Figure record extracts:
########
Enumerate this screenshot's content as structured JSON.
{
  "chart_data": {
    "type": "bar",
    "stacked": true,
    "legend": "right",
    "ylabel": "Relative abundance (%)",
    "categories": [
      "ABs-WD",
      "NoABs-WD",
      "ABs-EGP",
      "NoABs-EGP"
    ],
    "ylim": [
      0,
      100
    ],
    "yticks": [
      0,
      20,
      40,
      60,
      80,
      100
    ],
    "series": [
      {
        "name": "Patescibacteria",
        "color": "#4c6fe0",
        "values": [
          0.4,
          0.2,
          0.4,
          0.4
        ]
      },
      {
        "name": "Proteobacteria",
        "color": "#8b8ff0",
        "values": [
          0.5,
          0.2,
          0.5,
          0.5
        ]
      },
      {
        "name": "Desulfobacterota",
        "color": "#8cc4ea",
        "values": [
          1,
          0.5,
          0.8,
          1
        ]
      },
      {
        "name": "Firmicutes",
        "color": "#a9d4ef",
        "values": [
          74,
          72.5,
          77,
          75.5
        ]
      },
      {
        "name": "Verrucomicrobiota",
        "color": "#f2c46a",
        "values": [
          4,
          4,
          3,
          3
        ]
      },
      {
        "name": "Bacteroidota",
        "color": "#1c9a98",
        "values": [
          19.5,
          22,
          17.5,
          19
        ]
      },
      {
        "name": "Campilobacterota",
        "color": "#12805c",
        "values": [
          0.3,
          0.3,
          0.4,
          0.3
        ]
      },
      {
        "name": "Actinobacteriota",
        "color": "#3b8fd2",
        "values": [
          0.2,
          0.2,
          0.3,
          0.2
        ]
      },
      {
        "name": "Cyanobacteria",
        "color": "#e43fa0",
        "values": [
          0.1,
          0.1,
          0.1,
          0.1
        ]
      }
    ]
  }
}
########
◆ What needs to be done ◆
Whatever the number of entries above, each one is to be copied exactly.

◆ Problem solution ◆
Enumerate this screenshot's content as structured JSON.
{
  "chart_data": {
    "type": "bar",
    "stacked": true,
    "legend": "right",
    "ylabel": "Relative abundance (%)",
    "categories": [
      "ABs-WD",
      "NoABs-WD",
      "ABs-EGP",
      "NoABs-EGP"
    ],
    "ylim": [
      0,
      100
    ],
    "yticks": [
      0,
      20,
      40,
      60,
      80,
      100
    ],
    "series": [
      {
        "name": "Patescibacteria",
        "color": "#4c6fe0",
        "values": [
          0.4,
          0.2,
          0.4,
          0.4
        ]
      },
      {
        "name": "Proteobacteria",
        "color": "#8b8ff0",
        "values": [
          0.5,
          0.2,
          0.5,
          0.5
        ]
      },
      {
        "name": "Desulfobacterota",
        "color": "#8cc4ea",
        "values": [
          1,
          0.5,
          0.8,
          1
        ]
      },
      {
        "name": "Firmicutes",
        "color": "#a9d4ef",
        "values": [
          74,
          72.5,
          77,
          75.5
        ]
      },
      {
        "name": "Verrucomicrobiota",
        "color": "#f2c46a",
        "values": [
          4,
          4,
          3,
          3
        ]
      },
      {
        "name": "Bacteroidota",
        "color": "#1c9a98",
        "values": [
          19.5,
          22,
          17.5,
          19
        ]
      },
      {
        "name": "Campilobacterota",
        "color": "#12805c",
        "values": [
          0.3,
          0.3,
          0.4,
          0.3
        ]
      },
      {
        "name": "Actinobacteriota",
        "color": "#3b8fd2",
        "values": [
          0.2,
          0.2,
          0.3,
          0.2
        ]
      },
      {
        "name": "Cyanobacteria",
        "color": "#e43fa0",
        "values": [
          0.1,
          0.1,
          0.1,
          0.1
        ]
      }
    ]
  }
}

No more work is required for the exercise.